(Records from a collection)
--- begin ---

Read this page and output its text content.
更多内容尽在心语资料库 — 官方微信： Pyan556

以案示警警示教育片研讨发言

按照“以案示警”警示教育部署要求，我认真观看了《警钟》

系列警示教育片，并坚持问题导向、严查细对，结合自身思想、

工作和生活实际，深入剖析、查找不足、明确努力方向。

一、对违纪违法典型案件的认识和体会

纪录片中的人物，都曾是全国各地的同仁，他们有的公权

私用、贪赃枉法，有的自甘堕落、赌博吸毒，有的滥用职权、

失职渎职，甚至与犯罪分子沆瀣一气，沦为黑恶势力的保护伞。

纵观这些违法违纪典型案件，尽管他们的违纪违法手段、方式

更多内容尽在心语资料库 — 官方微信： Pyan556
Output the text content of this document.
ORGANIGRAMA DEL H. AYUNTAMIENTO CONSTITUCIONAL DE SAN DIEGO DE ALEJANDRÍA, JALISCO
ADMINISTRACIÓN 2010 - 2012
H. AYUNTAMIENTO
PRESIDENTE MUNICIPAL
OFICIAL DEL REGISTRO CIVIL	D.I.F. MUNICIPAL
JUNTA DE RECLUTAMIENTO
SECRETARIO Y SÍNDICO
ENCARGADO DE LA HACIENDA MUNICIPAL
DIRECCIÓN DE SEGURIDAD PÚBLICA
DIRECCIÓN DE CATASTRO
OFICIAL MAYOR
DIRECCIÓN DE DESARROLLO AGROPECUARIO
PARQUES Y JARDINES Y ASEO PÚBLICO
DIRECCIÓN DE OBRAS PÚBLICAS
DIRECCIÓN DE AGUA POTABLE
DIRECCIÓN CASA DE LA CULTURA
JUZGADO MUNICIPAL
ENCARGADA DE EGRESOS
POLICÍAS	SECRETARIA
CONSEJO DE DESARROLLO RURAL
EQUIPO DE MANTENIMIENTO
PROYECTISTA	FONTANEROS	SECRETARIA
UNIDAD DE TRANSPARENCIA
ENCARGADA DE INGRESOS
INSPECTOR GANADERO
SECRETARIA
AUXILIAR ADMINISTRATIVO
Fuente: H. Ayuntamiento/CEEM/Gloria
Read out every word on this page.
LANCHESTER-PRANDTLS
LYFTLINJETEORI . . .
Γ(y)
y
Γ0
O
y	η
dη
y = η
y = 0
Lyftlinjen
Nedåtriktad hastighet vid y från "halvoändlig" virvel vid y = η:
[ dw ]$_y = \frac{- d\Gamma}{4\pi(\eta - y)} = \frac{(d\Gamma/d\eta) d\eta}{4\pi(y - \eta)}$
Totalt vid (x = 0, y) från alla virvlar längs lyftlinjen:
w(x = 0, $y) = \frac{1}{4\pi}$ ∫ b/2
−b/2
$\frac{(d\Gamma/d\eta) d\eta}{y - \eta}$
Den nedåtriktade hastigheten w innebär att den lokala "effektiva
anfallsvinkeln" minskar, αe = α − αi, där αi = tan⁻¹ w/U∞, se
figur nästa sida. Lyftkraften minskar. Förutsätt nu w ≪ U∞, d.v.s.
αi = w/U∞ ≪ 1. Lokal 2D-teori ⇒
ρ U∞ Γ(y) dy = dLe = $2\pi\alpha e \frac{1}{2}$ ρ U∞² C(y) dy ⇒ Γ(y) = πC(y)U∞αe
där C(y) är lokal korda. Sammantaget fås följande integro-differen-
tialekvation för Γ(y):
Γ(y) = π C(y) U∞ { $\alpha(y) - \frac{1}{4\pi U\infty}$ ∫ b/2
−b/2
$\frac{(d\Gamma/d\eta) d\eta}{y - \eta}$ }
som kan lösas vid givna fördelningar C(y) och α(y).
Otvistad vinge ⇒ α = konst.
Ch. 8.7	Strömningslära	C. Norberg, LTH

--- end ---

(Aim of the task)
Every record should be repeated exactly; please leave none out.

(Solution to this problem)
Read this page and output its text content.
更多内容尽在心语资料库 — 官方微信： Pyan556

以案示警警示教育片研讨发言

按照“以案示警”警示教育部署要求，我认真观看了《警钟》

系列警示教育片，并坚持问题导向、严查细对，结合自身思想、

工作和生活实际，深入剖析、查找不足、明确努力方向。

一、对违纪违法典型案件的认识和体会

纪录片中的人物，都曾是全国各地的同仁，他们有的公权

私用、贪赃枉法，有的自甘堕落、赌博吸毒，有的滥用职权、

失职渎职，甚至与犯罪分子沆瀣一气，沦为黑恶势力的保护伞。

纵观这些违法违纪典型案件，尽管他们的违纪违法手段、方式

更多内容尽在心语资料库 — 官方微信： Pyan556
Output the text content of this document.
ORGANIGRAMA DEL H. AYUNTAMIENTO CONSTITUCIONAL DE SAN DIEGO DE ALEJANDRÍA, JALISCO
ADMINISTRACIÓN 2010 - 2012
H. AYUNTAMIENTO
PRESIDENTE MUNICIPAL
OFICIAL DEL REGISTRO CIVIL	D.I.F. MUNICIPAL
JUNTA DE RECLUTAMIENTO
SECRETARIO Y SÍNDICO
ENCARGADO DE LA HACIENDA MUNICIPAL
DIRECCIÓN DE SEGURIDAD PÚBLICA
DIRECCIÓN DE CATASTRO
OFICIAL MAYOR
DIRECCIÓN DE DESARROLLO AGROPECUARIO
PARQUES Y JARDINES Y ASEO PÚBLICO
DIRECCIÓN DE OBRAS PÚBLICAS
DIRECCIÓN DE AGUA POTABLE
DIRECCIÓN CASA DE LA CULTURA
JUZGADO MUNICIPAL
ENCARGADA DE EGRESOS
POLICÍAS	SECRETARIA
CONSEJO DE DESARROLLO RURAL
EQUIPO DE MANTENIMIENTO
PROYECTISTA	FONTANEROS	SECRETARIA
UNIDAD DE TRANSPARENCIA
ENCARGADA DE INGRESOS
INSPECTOR GANADERO
SECRETARIA
AUXILIAR ADMINISTRATIVO
Fuente: H. Ayuntamiento/CEEM/Gloria
Read out every word on this page.
LANCHESTER-PRANDTLS
LYFTLINJETEORI . . .
Γ(y)
y
Γ0
O
y	η
dη
y = η
y = 0
Lyftlinjen
Nedåtriktad hastighet vid y från "halvoändlig" virvel vid y = η:
[ dw ]$_y = \frac{- d\Gamma}{4\pi(\eta - y)} = \frac{(d\Gamma/d\eta) d\eta}{4\pi(y - \eta)}$
Totalt vid (x = 0, y) från alla virvlar längs lyftlinjen:
w(x = 0, $y) = \frac{1}{4\pi}$ ∫ b/2
−b/2
$\frac{(d\Gamma/d\eta) d\eta}{y - \eta}$
Den nedåtriktade hastigheten w innebär att den lokala "effektiva
anfallsvinkeln" minskar, αe = α − αi, där αi = tan⁻¹ w/U∞, se
figur nästa sida. Lyftkraften minskar. Förutsätt nu w ≪ U∞, d.v.s.
αi = w/U∞ ≪ 1. Lokal 2D-teori ⇒
ρ U∞ Γ(y) dy = dLe = $2\pi\alpha e \frac{1}{2}$ ρ U∞² C(y) dy ⇒ Γ(y) = πC(y)U∞αe
där C(y) är lokal korda. Sammantaget fås följande integro-differen-
tialekvation för Γ(y):
Γ(y) = π C(y) U∞ { $\alpha(y) - \frac{1}{4\pi U\infty}$ ∫ b/2
−b/2
$\frac{(d\Gamma/d\eta) d\eta}{y - \eta}$ }
som kan lösas vid givna fördelningar C(y) och α(y).
Otvistad vinge ⇒ α = konst.
Ch. 8.7	Strömningslära	C. Norberg, LTH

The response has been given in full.